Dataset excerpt
⁂

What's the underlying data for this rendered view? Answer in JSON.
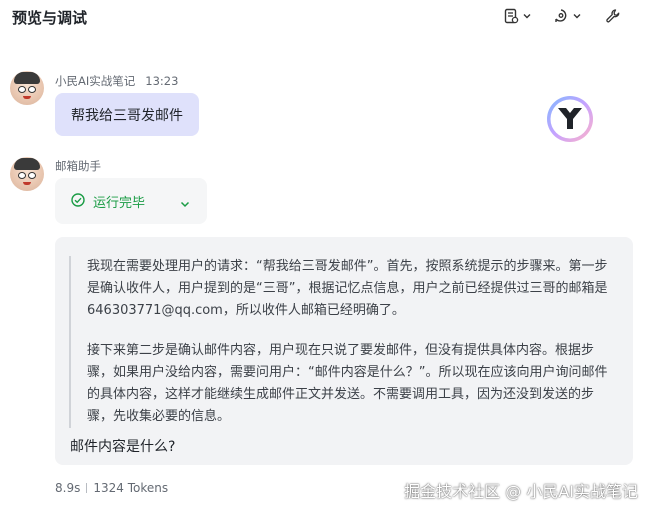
{
  "header": {
    "title": "预览与调试",
    "buttons": [
      {
        "name": "notes-icon"
      },
      {
        "name": "debug-icon"
      },
      {
        "name": "wrench-icon"
      }
    ]
  },
  "messages": {
    "user": {
      "sender": "小民AI实战笔记",
      "time": "13:23",
      "text": "帮我给三哥发邮件"
    },
    "assistant": {
      "sender": "邮箱助手",
      "status": "运行完毕",
      "thinking": [
        "我现在需要处理用户的请求：“帮我给三哥发邮件”。首先，按照系统提示的步骤来。第一步是确认收件人，用户提到的是“三哥”，根据记忆点信息，用户之前已经提供过三哥的邮箱是646303771@qq.com，所以收件人邮箱已经明确了。",
        "接下来第二步是确认邮件内容，用户现在只说了要发邮件，但没有提供具体内容。根据步骤，如果用户没给内容，需要问用户：“邮件内容是什么？”。所以现在应该向用户询问邮件的具体内容，这样才能继续生成邮件正文并发送。不需要调用工具，因为还没到发送的步骤，先收集必要的信息。"
      ],
      "answer": "邮件内容是什么?"
    }
  },
  "stats": {
    "duration": "8.9s",
    "tokens": "1324 Tokens"
  },
  "watermark": "掘金技术社区 @ 小民AI实战笔记",
  "colors": {
    "user_bubble": "#dfe1fb",
    "status_green": "#1a9c45",
    "card_bg": "#f2f3f5"
  }
}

⁂

Problem to solve:
Restate the data above exactly, stripping out each image.

The output:
What's the underlying data for this rendered view? Answer in JSON.
{
  "header": {
    "title": "预览与调试",
    "buttons": [
      {
        "name": "notes-icon"
      },
      {
        "name": "debug-icon"
      },
      {
        "name": "wrench-icon"
      }
    ]
  },
  "messages": {
    "user": {
      "sender": "小民AI实战笔记",
      "time": "13:23",
      "text": "帮我给三哥发邮件"
    },
    "assistant": {
      "sender": "邮箱助手",
      "status": "运行完毕",
      "thinking": [
        "我现在需要处理用户的请求：“帮我给三哥发邮件”。首先，按照系统提示的步骤来。第一步是确认收件人，用户提到的是“三哥”，根据记忆点信息，用户之前已经提供过三哥的邮箱是646303771@qq.com，所以收件人邮箱已经明确了。",
        "接下来第二步是确认邮件内容，用户现在只说了要发邮件，但没有提供具体内容。根据步骤，如果用户没给内容，需要问用户：“邮件内容是什么？”。所以现在应该向用户询问邮件的具体内容，这样才能继续生成邮件正文并发送。不需要调用工具，因为还没到发送的步骤，先收集必要的信息。"
      ],
      "answer": "邮件内容是什么?"
    }
  },
  "stats": {
    "duration": "8.9s",
    "tokens": "1324 Tokens"
  },
  "watermark": "掘金技术社区 @ 小民AI实战笔记",
  "colors": {
    "user_bubble": "#dfe1fb",
    "status_green": "#1a9c45",
    "card_bg": "#f2f3f5"
  }
}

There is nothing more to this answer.